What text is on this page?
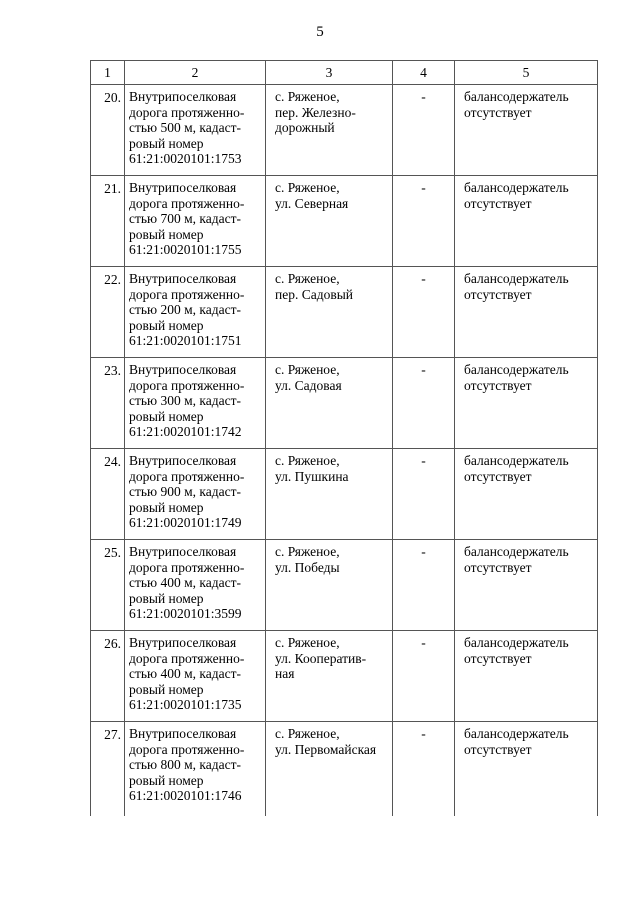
5
1	2	3	4	5
20.	Внутрипоселковая
дорога протяженно-
стью 500 м, кадаст-
ровый номер
61:21:0020101:1753	с. Ряженое,
пер. Железно-
дорожный	-	балансодержатель
отсутствует
21.	Внутрипоселковая
дорога протяженно-
стью 700 м, кадаст-
ровый номер
61:21:0020101:1755	с. Ряженое,
ул. Северная	-	балансодержатель
отсутствует
22.	Внутрипоселковая
дорога протяженно-
стью 200 м, кадаст-
ровый номер
61:21:0020101:1751	с. Ряженое,
пер. Садовый	-	балансодержатель
отсутствует
23.	Внутрипоселковая
дорога протяженно-
стью 300 м, кадаст-
ровый номер
61:21:0020101:1742	с. Ряженое,
ул. Садовая	-	балансодержатель
отсутствует
24.	Внутрипоселковая
дорога протяженно-
стью 900 м, кадаст-
ровый номер
61:21:0020101:1749	с. Ряженое,
ул. Пушкина	-	балансодержатель
отсутствует
25.	Внутрипоселковая
дорога протяженно-
стью 400 м, кадаст-
ровый номер
61:21:0020101:3599	с. Ряженое,
ул. Победы	-	балансодержатель
отсутствует
26.	Внутрипоселковая
дорога протяженно-
стью 400 м, кадаст-
ровый номер
61:21:0020101:1735	с. Ряженое,
ул. Кооператив-
ная	-	балансодержатель
отсутствует
27.	Внутрипоселковая
дорога протяженно-
стью 800 м, кадаст-
ровый номер
61:21:0020101:1746	с. Ряженое,
ул. Первомайская	-	балансодержатель
отсутствует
━━━
*Your task*
Write the listing above out again exactly, dropping each image.

*Output of the task*
What text is on this page?
5
1	2	3	4	5
20.	Внутрипоселковая
дорога протяженно-
стью 500 м, кадаст-
ровый номер
61:21:0020101:1753	с. Ряженое,
пер. Железно-
дорожный	-	балансодержатель
отсутствует
21.	Внутрипоселковая
дорога протяженно-
стью 700 м, кадаст-
ровый номер
61:21:0020101:1755	с. Ряженое,
ул. Северная	-	балансодержатель
отсутствует
22.	Внутрипоселковая
дорога протяженно-
стью 200 м, кадаст-
ровый номер
61:21:0020101:1751	с. Ряженое,
пер. Садовый	-	балансодержатель
отсутствует
23.	Внутрипоселковая
дорога протяженно-
стью 300 м, кадаст-
ровый номер
61:21:0020101:1742	с. Ряженое,
ул. Садовая	-	балансодержатель
отсутствует
24.	Внутрипоселковая
дорога протяженно-
стью 900 м, кадаст-
ровый номер
61:21:0020101:1749	с. Ряженое,
ул. Пушкина	-	балансодержатель
отсутствует
25.	Внутрипоселковая
дорога протяженно-
стью 400 м, кадаст-
ровый номер
61:21:0020101:3599	с. Ряженое,
ул. Победы	-	балансодержатель
отсутствует
26.	Внутрипоселковая
дорога протяженно-
стью 400 м, кадаст-
ровый номер
61:21:0020101:1735	с. Ряженое,
ул. Кооператив-
ная	-	балансодержатель
отсутствует
27.	Внутрипоселковая
дорога протяженно-
стью 800 м, кадаст-
ровый номер
61:21:0020101:1746	с. Ряженое,
ул. Первомайская	-	балансодержатель
отсутствует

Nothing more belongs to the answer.